» **Required task**: Quote all of the data below exactly, please.

» **Given records**:
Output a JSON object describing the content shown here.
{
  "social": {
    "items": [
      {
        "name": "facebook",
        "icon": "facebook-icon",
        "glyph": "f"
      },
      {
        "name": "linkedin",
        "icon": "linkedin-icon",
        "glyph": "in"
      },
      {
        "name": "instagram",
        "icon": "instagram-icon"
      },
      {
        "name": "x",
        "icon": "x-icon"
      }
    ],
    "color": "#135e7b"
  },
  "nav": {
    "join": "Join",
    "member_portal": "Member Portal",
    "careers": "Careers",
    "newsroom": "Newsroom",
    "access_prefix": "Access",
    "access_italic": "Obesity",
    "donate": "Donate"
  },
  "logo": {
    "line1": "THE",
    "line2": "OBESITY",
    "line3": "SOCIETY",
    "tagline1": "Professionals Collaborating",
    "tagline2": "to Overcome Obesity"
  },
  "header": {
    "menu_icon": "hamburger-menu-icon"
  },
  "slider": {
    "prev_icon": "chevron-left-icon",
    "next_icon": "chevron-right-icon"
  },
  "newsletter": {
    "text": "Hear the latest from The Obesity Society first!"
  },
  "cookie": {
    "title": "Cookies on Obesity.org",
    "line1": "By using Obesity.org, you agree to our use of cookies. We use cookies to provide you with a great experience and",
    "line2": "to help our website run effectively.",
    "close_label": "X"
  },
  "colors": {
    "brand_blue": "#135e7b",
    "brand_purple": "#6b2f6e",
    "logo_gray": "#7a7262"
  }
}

» **Task answer**:
Output a JSON object describing the content shown here.
{
  "social": {
    "items": [
      {
        "name": "facebook",
        "icon": "facebook-icon",
        "glyph": "f"
      },
      {
        "name": "linkedin",
        "icon": "linkedin-icon",
        "glyph": "in"
      },
      {
        "name": "instagram",
        "icon": "instagram-icon"
      },
      {
        "name": "x",
        "icon": "x-icon"
      }
    ],
    "color": "#135e7b"
  },
  "nav": {
    "join": "Join",
    "member_portal": "Member Portal",
    "careers": "Careers",
    "newsroom": "Newsroom",
    "access_prefix": "Access",
    "access_italic": "Obesity",
    "donate": "Donate"
  },
  "logo": {
    "line1": "THE",
    "line2": "OBESITY",
    "line3": "SOCIETY",
    "tagline1": "Professionals Collaborating",
    "tagline2": "to Overcome Obesity"
  },
  "header": {
    "menu_icon": "hamburger-menu-icon"
  },
  "slider": {
    "prev_icon": "chevron-left-icon",
    "next_icon": "chevron-right-icon"
  },
  "newsletter": {
    "text": "Hear the latest from The Obesity Society first!"
  },
  "cookie": {
    "title": "Cookies on Obesity.org",
    "line1": "By using Obesity.org, you agree to our use of cookies. We use cookies to provide you with a great experience and",
    "line2": "to help our website run effectively.",
    "close_label": "X"
  },
  "colors": {
    "brand_blue": "#135e7b",
    "brand_purple": "#6b2f6e",
    "logo_gray": "#7a7262"
  }
}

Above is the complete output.